### Objective
Repeat every record below exactly as it appears.

### Dataset records
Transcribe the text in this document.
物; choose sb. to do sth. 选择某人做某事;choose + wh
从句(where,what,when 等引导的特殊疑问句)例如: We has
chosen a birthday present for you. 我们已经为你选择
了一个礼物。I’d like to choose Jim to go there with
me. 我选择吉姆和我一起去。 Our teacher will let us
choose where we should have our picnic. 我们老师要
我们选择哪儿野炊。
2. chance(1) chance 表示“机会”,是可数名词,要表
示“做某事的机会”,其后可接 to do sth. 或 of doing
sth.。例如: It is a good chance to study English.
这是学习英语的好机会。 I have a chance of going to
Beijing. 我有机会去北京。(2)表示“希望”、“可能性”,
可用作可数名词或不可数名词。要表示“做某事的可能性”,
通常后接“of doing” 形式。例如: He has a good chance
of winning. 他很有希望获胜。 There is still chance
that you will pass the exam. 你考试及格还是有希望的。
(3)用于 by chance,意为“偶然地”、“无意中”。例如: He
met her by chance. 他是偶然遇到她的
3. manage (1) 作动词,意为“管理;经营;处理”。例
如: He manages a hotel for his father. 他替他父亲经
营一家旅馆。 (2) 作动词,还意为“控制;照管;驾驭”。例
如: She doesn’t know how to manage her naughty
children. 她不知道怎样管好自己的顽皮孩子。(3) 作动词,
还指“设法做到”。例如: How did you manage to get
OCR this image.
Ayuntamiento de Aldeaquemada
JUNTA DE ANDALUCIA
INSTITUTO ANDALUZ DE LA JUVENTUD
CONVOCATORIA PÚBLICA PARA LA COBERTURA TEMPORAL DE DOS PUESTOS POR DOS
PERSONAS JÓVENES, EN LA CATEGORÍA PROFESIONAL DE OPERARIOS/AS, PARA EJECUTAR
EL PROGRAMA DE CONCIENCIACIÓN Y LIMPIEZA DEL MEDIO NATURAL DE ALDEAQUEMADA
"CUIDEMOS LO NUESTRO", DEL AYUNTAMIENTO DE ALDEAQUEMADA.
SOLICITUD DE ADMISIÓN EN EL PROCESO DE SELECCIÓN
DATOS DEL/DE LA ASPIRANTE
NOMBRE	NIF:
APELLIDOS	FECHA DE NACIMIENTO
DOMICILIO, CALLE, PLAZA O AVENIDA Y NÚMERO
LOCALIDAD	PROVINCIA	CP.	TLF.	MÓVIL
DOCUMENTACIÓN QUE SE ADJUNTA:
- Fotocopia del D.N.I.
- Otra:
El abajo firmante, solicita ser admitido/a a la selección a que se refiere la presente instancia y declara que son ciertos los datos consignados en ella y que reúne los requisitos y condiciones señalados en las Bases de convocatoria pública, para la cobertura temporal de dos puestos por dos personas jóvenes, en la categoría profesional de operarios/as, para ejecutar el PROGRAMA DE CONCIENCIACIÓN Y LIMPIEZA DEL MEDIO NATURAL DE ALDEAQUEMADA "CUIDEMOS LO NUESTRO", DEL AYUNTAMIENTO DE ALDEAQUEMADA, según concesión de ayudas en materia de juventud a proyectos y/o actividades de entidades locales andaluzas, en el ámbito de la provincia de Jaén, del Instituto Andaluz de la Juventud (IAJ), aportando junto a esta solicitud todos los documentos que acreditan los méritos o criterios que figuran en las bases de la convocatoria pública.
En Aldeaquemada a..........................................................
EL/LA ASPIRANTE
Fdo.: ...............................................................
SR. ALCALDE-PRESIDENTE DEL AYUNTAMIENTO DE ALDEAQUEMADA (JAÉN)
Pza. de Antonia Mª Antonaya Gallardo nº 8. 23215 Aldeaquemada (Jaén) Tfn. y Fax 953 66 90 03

### Answer to this problem
Transcribe the text in this document.
物; choose sb. to do sth. 选择某人做某事;choose + wh
从句(where,what,when 等引导的特殊疑问句)例如: We has
chosen a birthday present for you. 我们已经为你选择
了一个礼物。I’d like to choose Jim to go there with
me. 我选择吉姆和我一起去。 Our teacher will let us
choose where we should have our picnic. 我们老师要
我们选择哪儿野炊。
2. chance(1) chance 表示“机会”,是可数名词,要表
示“做某事的机会”,其后可接 to do sth. 或 of doing
sth.。例如: It is a good chance to study English.
这是学习英语的好机会。 I have a chance of going to
Beijing. 我有机会去北京。(2)表示“希望”、“可能性”,
可用作可数名词或不可数名词。要表示“做某事的可能性”,
通常后接“of doing” 形式。例如: He has a good chance
of winning. 他很有希望获胜。 There is still chance
that you will pass the exam. 你考试及格还是有希望的。
(3)用于 by chance,意为“偶然地”、“无意中”。例如: He
met her by chance. 他是偶然遇到她的
3. manage (1) 作动词,意为“管理;经营;处理”。例
如: He manages a hotel for his father. 他替他父亲经
营一家旅馆。 (2) 作动词,还意为“控制;照管;驾驭”。例
如: She doesn’t know how to manage her naughty
children. 她不知道怎样管好自己的顽皮孩子。(3) 作动词,
还指“设法做到”。例如: How did you manage to get
OCR this image.
Ayuntamiento de Aldeaquemada
JUNTA DE ANDALUCIA
INSTITUTO ANDALUZ DE LA JUVENTUD
CONVOCATORIA PÚBLICA PARA LA COBERTURA TEMPORAL DE DOS PUESTOS POR DOS
PERSONAS JÓVENES, EN LA CATEGORÍA PROFESIONAL DE OPERARIOS/AS, PARA EJECUTAR
EL PROGRAMA DE CONCIENCIACIÓN Y LIMPIEZA DEL MEDIO NATURAL DE ALDEAQUEMADA
"CUIDEMOS LO NUESTRO", DEL AYUNTAMIENTO DE ALDEAQUEMADA.
SOLICITUD DE ADMISIÓN EN EL PROCESO DE SELECCIÓN
DATOS DEL/DE LA ASPIRANTE
NOMBRE	NIF:
APELLIDOS	FECHA DE NACIMIENTO
DOMICILIO, CALLE, PLAZA O AVENIDA Y NÚMERO
LOCALIDAD	PROVINCIA	CP.	TLF.	MÓVIL
DOCUMENTACIÓN QUE SE ADJUNTA:
- Fotocopia del D.N.I.
- Otra:
El abajo firmante, solicita ser admitido/a a la selección a que se refiere la presente instancia y declara que son ciertos los datos consignados en ella y que reúne los requisitos y condiciones señalados en las Bases de convocatoria pública, para la cobertura temporal de dos puestos por dos personas jóvenes, en la categoría profesional de operarios/as, para ejecutar el PROGRAMA DE CONCIENCIACIÓN Y LIMPIEZA DEL MEDIO NATURAL DE ALDEAQUEMADA "CUIDEMOS LO NUESTRO", DEL AYUNTAMIENTO DE ALDEAQUEMADA, según concesión de ayudas en materia de juventud a proyectos y/o actividades de entidades locales andaluzas, en el ámbito de la provincia de Jaén, del Instituto Andaluz de la Juventud (IAJ), aportando junto a esta solicitud todos los documentos que acreditan los méritos o criterios que figuran en las bases de la convocatoria pública.
En Aldeaquemada a..........................................................
EL/LA ASPIRANTE
Fdo.: ...............................................................
SR. ALCALDE-PRESIDENTE DEL AYUNTAMIENTO DE ALDEAQUEMADA (JAÉN)
Pza. de Antonia Mª Antonaya Gallardo nº 8. 23215 Aldeaquemada (Jaén) Tfn. y Fax 953 66 90 03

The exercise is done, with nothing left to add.